▸ Instructions for the task: Write out each entry, exactly the way it appears.

▸ Data provided:
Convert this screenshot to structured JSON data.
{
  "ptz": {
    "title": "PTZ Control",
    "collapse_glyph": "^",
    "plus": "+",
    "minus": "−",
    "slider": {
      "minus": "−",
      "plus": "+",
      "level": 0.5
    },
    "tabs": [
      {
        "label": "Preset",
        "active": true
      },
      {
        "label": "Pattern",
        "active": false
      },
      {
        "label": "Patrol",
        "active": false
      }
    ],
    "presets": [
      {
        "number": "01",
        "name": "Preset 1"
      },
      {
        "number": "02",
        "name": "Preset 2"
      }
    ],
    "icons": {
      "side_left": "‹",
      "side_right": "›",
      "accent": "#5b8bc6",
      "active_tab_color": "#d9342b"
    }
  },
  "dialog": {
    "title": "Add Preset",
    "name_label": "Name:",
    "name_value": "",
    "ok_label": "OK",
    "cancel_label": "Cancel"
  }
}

▸ Solution to this problem:
Convert this screenshot to structured JSON data.
{
  "ptz": {
    "title": "PTZ Control",
    "collapse_glyph": "^",
    "plus": "+",
    "minus": "−",
    "slider": {
      "minus": "−",
      "plus": "+",
      "level": 0.5
    },
    "tabs": [
      {
        "label": "Preset",
        "active": true
      },
      {
        "label": "Pattern",
        "active": false
      },
      {
        "label": "Patrol",
        "active": false
      }
    ],
    "presets": [
      {
        "number": "01",
        "name": "Preset 1"
      },
      {
        "number": "02",
        "name": "Preset 2"
      }
    ],
    "icons": {
      "side_left": "‹",
      "side_right": "›",
      "accent": "#5b8bc6",
      "active_tab_color": "#d9342b"
    }
  },
  "dialog": {
    "title": "Add Preset",
    "name_label": "Name:",
    "name_value": "",
    "ok_label": "OK",
    "cancel_label": "Cancel"
  }
}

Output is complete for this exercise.